> What is expected: Copy each line that contains the word "Белокалитвинский".

— Begin —

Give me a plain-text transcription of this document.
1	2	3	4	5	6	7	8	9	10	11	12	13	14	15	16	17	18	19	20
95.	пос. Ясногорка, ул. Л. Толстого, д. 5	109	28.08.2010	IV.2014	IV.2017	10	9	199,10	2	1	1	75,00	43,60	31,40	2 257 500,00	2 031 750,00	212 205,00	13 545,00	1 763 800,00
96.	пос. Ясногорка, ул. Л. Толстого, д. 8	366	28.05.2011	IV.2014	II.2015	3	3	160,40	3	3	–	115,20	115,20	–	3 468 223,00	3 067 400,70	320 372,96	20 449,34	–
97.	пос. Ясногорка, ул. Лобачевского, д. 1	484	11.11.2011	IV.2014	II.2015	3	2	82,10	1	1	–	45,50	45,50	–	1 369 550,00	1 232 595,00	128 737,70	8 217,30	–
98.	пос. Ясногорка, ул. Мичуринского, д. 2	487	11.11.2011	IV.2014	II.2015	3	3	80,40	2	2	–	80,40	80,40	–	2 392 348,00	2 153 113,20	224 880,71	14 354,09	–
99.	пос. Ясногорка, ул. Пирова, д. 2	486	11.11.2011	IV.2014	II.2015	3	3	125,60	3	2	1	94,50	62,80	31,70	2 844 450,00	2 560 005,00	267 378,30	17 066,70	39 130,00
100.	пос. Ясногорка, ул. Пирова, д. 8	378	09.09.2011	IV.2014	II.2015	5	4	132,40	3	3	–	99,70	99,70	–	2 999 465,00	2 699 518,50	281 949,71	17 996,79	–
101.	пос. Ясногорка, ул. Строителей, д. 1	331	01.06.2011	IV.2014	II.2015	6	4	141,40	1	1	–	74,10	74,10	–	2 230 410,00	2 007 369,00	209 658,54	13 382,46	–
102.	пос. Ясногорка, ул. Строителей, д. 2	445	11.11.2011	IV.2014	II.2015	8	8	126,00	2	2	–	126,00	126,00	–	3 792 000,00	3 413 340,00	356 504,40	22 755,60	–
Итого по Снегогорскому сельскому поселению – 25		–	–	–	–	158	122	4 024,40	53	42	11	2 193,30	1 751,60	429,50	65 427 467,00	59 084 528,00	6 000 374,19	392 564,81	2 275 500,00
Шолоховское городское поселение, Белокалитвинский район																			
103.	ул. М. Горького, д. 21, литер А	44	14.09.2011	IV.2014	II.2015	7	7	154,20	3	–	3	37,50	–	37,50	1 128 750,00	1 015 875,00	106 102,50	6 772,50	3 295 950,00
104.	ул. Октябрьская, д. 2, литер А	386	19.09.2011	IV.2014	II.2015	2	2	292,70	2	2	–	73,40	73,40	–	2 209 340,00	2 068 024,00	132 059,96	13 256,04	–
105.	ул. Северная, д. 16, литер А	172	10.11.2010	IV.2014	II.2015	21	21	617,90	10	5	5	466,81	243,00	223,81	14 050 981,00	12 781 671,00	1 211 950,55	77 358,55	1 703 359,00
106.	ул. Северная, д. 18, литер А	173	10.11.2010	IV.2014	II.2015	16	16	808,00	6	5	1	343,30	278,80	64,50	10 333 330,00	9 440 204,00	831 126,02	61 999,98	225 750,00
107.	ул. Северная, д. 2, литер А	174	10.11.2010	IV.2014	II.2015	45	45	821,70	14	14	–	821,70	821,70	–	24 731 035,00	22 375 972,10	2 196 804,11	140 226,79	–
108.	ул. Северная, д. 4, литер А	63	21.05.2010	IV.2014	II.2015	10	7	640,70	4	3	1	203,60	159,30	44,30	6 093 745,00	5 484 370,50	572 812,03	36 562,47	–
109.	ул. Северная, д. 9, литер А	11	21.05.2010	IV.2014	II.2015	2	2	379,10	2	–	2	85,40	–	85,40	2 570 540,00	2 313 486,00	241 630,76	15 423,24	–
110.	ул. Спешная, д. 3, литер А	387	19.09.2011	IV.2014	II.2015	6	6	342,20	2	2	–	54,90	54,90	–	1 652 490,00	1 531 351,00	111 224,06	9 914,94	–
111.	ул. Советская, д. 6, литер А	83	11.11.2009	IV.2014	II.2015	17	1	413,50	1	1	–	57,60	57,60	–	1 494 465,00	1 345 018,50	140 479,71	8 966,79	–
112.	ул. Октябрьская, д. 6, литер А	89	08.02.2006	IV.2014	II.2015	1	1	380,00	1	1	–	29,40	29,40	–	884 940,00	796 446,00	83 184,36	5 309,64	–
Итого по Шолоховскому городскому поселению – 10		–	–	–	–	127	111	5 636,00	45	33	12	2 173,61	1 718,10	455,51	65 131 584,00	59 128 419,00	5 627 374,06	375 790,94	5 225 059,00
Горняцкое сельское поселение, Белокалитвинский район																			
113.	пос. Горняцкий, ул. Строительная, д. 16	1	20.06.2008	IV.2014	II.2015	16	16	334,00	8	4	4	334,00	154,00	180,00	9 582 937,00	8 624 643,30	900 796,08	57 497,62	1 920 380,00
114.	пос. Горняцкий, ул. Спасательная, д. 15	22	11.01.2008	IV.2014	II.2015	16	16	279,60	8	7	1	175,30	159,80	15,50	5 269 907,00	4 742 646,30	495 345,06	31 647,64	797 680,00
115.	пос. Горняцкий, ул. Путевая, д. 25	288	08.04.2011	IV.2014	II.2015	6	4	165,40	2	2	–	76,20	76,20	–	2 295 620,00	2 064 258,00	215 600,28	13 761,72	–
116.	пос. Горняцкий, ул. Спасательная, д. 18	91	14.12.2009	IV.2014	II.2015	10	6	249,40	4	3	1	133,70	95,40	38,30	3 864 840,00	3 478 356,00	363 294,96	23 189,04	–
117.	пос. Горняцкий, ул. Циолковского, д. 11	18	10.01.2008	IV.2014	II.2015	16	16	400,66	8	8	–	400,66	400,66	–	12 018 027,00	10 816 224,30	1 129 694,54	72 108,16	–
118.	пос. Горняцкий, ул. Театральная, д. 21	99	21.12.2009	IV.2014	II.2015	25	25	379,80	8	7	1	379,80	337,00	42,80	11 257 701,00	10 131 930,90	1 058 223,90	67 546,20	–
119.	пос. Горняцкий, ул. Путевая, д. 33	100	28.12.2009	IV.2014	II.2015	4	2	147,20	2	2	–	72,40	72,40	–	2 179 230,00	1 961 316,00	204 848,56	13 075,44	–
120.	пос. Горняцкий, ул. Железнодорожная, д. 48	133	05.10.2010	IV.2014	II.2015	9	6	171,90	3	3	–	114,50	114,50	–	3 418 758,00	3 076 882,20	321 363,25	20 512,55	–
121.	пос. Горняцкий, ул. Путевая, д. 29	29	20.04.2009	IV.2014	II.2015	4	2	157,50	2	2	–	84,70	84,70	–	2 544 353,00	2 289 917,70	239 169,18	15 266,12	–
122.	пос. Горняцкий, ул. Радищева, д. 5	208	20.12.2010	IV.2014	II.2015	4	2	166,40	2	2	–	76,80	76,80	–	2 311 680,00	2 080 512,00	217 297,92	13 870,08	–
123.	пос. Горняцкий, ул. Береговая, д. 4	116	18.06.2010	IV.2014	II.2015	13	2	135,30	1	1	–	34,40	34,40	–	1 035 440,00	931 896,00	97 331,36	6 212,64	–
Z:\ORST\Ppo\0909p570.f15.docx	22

— End —

> Complete output:
Шолоховское городское поселение, Белокалитвинский район																			
Горняцкое сельское поселение, Белокалитвинский район																			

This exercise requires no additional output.